SET EXERCISE.
Report every line in the listing that contains the string "Cortex".
-------- INPUT
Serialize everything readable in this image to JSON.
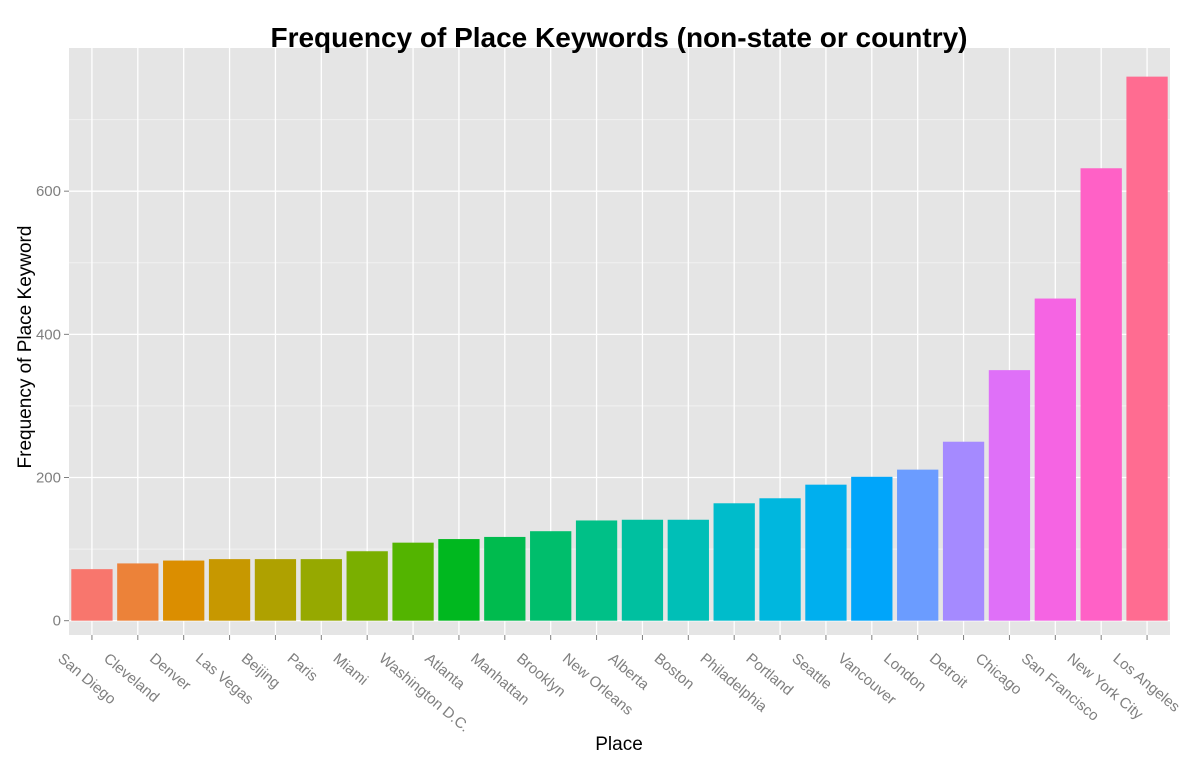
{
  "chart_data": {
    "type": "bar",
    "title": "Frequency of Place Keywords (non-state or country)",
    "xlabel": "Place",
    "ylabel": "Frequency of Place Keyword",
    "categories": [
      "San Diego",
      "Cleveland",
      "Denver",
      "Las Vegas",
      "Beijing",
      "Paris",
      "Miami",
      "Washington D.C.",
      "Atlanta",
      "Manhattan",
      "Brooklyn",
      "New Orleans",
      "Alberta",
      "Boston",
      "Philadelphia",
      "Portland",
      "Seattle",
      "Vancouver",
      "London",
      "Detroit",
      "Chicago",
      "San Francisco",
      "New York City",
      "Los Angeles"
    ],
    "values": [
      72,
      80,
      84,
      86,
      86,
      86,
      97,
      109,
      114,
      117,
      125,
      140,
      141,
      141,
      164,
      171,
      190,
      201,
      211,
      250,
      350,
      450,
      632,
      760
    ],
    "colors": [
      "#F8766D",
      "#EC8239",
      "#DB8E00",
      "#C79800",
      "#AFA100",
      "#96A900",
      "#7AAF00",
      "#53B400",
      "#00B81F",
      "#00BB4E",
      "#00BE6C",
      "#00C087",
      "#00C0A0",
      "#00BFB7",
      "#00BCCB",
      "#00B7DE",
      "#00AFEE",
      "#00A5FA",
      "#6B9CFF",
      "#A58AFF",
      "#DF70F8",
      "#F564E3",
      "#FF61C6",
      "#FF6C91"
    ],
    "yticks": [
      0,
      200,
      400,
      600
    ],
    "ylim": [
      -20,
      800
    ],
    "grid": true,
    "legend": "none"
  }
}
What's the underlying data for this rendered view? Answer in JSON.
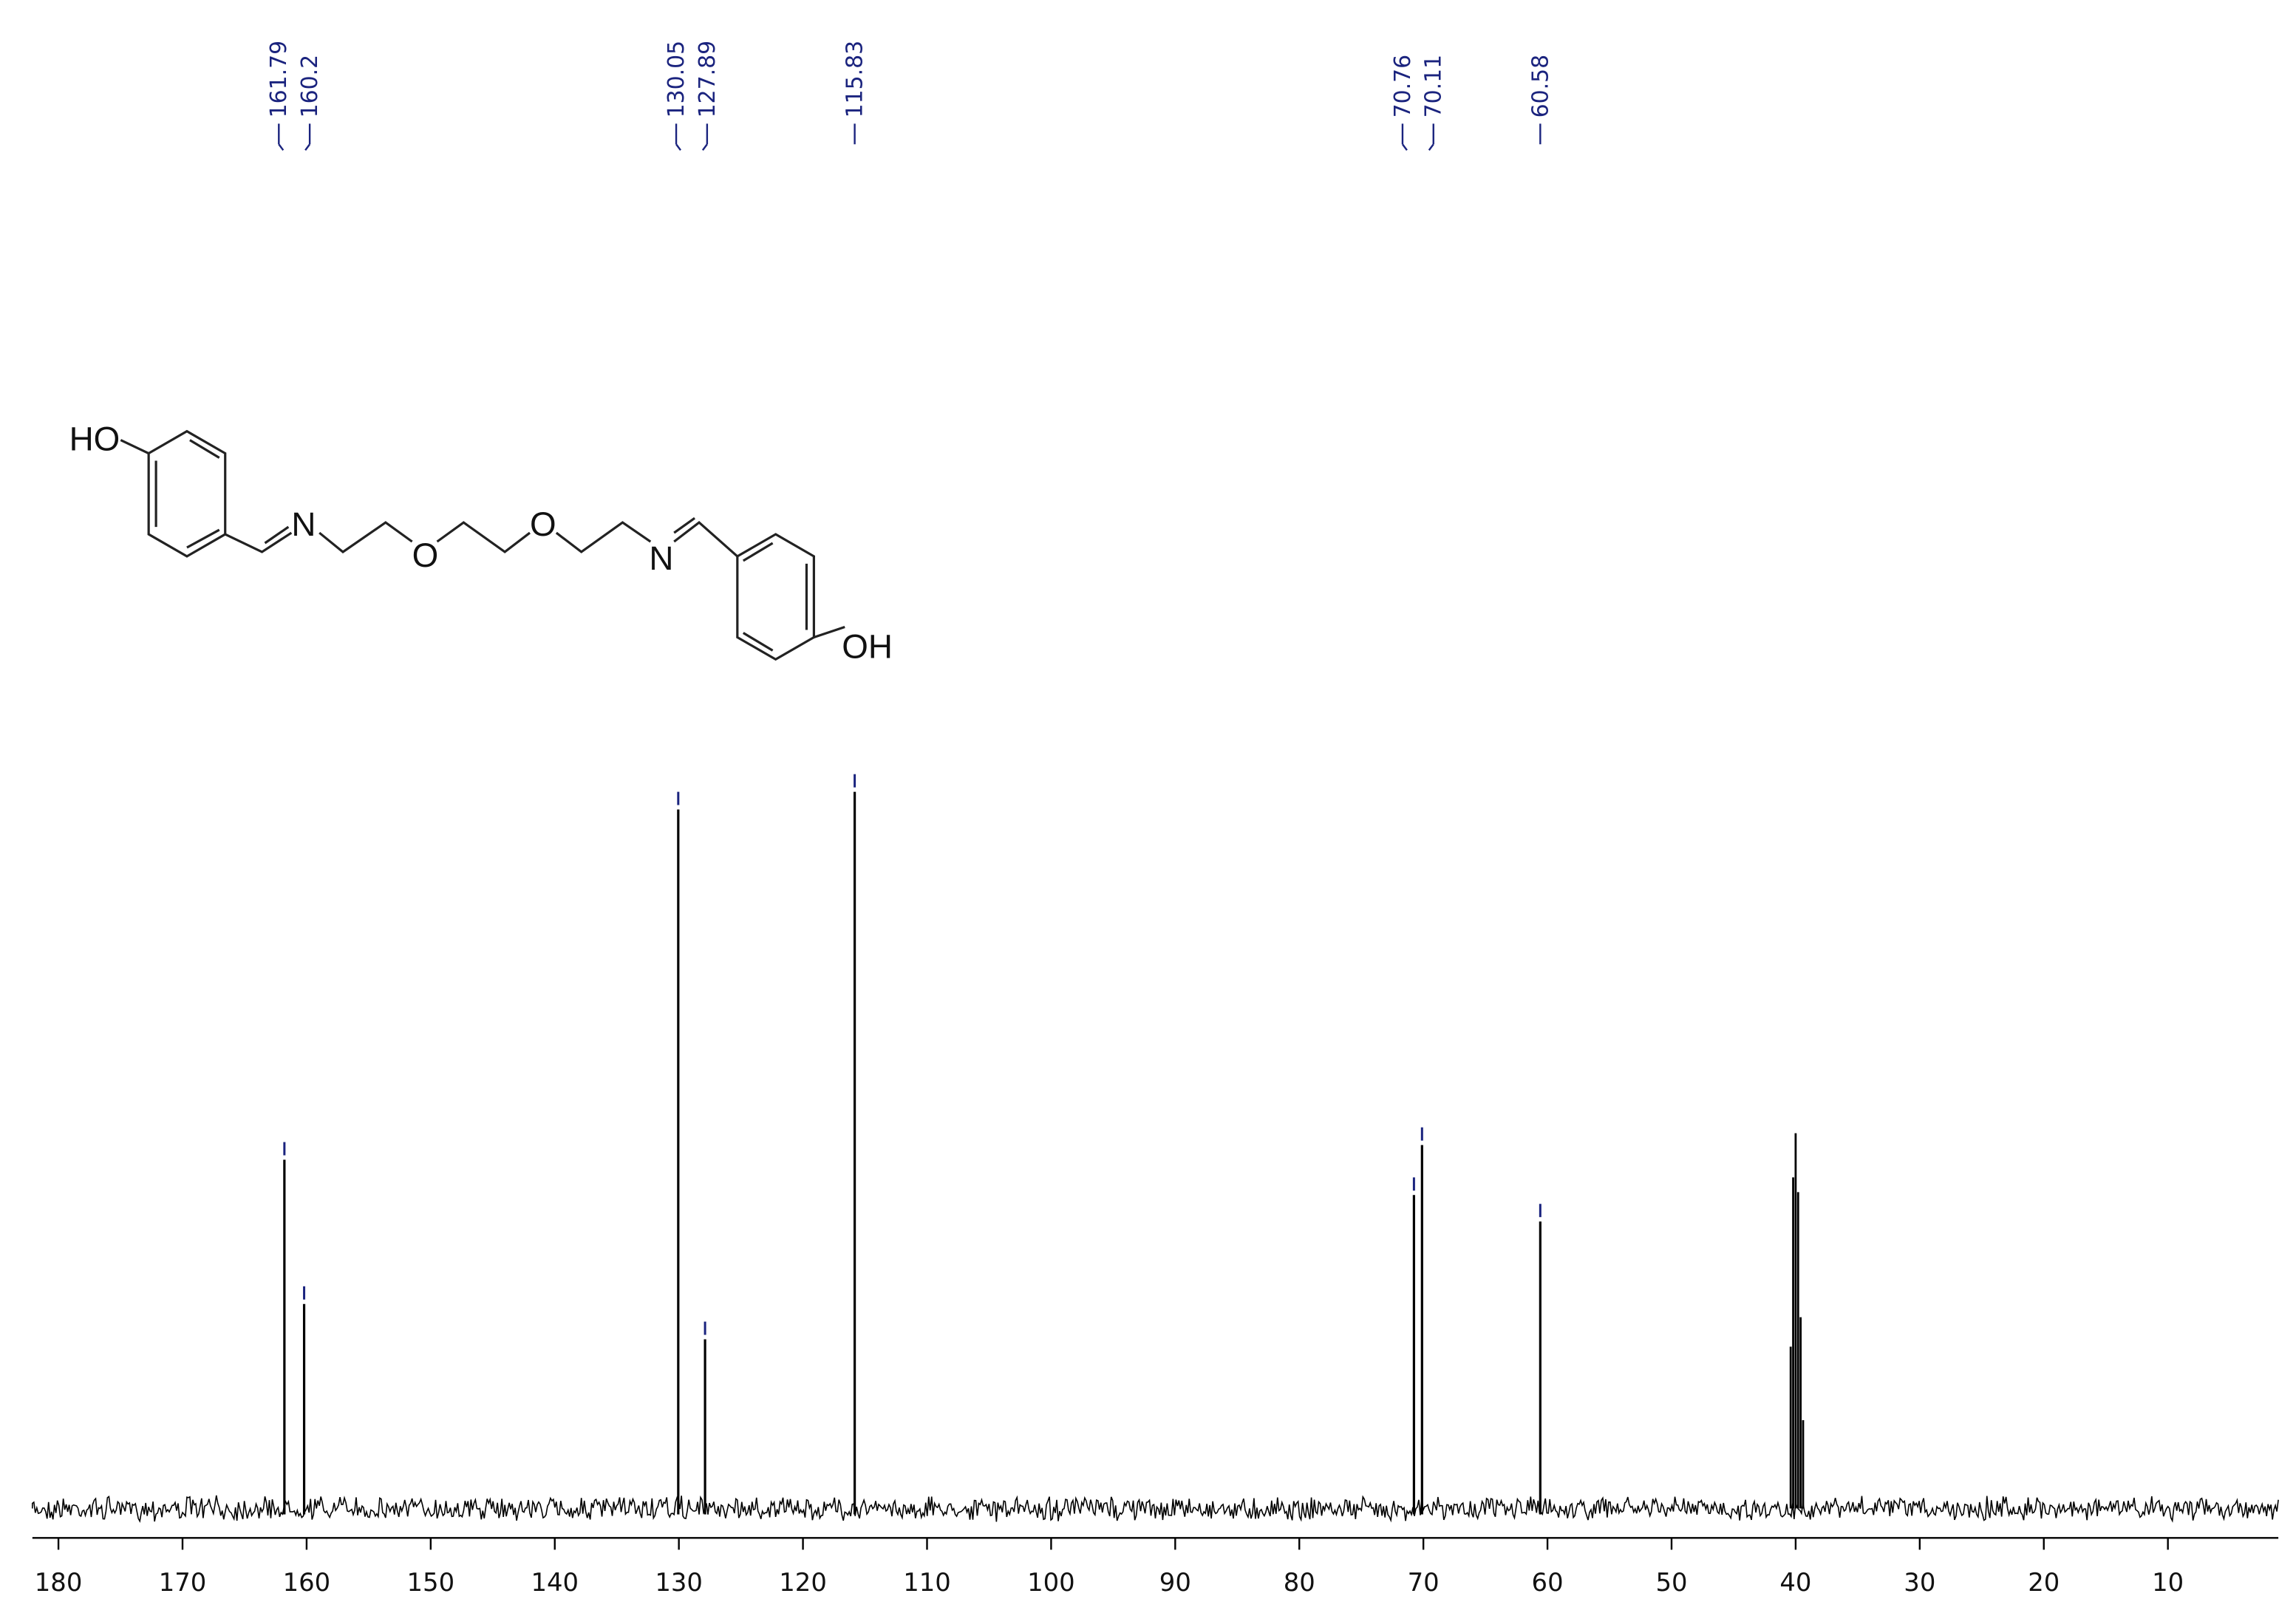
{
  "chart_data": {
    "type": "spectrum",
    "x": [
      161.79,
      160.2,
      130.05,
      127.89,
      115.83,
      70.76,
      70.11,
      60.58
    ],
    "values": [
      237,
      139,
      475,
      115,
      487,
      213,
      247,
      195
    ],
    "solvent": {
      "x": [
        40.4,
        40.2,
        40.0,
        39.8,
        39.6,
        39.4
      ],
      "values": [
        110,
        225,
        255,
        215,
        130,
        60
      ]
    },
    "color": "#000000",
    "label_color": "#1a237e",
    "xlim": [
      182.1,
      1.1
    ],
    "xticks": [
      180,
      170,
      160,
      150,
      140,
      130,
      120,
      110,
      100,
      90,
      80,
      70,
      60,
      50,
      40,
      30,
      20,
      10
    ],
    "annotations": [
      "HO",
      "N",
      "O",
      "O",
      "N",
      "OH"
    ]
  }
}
----------------
-------- INPUT
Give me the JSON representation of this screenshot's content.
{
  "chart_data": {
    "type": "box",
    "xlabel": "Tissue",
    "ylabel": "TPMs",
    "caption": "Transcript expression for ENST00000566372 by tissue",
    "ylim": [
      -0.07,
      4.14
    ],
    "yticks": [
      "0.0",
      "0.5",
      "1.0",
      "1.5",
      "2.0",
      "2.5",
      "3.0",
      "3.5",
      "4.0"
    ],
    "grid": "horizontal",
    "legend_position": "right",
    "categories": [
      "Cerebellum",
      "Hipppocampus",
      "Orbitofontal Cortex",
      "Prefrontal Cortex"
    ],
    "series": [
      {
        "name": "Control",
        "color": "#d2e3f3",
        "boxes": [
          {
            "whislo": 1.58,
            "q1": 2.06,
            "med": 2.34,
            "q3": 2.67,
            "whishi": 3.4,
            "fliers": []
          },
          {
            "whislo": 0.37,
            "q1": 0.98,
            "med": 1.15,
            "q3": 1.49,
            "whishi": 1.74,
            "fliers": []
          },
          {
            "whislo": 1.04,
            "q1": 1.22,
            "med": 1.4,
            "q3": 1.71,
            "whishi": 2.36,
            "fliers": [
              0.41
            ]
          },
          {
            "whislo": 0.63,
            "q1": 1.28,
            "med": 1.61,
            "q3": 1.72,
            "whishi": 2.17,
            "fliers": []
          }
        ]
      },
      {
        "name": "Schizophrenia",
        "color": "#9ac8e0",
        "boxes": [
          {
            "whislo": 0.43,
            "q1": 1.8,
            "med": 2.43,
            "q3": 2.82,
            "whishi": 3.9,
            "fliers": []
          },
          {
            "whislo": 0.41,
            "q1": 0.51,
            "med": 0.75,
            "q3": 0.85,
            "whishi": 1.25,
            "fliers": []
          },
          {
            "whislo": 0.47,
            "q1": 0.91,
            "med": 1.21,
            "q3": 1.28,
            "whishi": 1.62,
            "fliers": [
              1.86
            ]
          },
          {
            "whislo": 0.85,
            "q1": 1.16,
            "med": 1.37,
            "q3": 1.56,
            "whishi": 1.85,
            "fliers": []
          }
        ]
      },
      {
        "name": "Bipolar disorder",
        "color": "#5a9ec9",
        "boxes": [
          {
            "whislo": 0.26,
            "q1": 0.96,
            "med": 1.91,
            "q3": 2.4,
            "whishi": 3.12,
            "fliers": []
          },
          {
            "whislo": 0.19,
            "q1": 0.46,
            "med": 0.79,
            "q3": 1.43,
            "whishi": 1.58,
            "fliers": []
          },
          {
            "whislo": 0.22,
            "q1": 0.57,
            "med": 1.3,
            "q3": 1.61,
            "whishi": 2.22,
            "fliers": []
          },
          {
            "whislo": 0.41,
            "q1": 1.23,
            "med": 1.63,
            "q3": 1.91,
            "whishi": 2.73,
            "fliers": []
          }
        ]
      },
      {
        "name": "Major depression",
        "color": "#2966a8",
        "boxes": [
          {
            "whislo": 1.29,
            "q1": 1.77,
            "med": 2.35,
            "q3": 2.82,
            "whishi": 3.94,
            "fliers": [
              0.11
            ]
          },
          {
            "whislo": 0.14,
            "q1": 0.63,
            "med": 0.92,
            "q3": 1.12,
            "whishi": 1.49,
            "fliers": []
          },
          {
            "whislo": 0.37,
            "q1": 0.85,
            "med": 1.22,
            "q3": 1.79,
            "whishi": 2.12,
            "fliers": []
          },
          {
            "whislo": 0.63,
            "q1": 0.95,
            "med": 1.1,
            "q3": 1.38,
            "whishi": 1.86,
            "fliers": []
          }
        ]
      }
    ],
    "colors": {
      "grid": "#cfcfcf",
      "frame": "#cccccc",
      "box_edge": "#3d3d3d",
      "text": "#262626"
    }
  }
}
----------------
SOLUTION.
      "Orbitofontal Cortex",
      "Prefrontal Cortex"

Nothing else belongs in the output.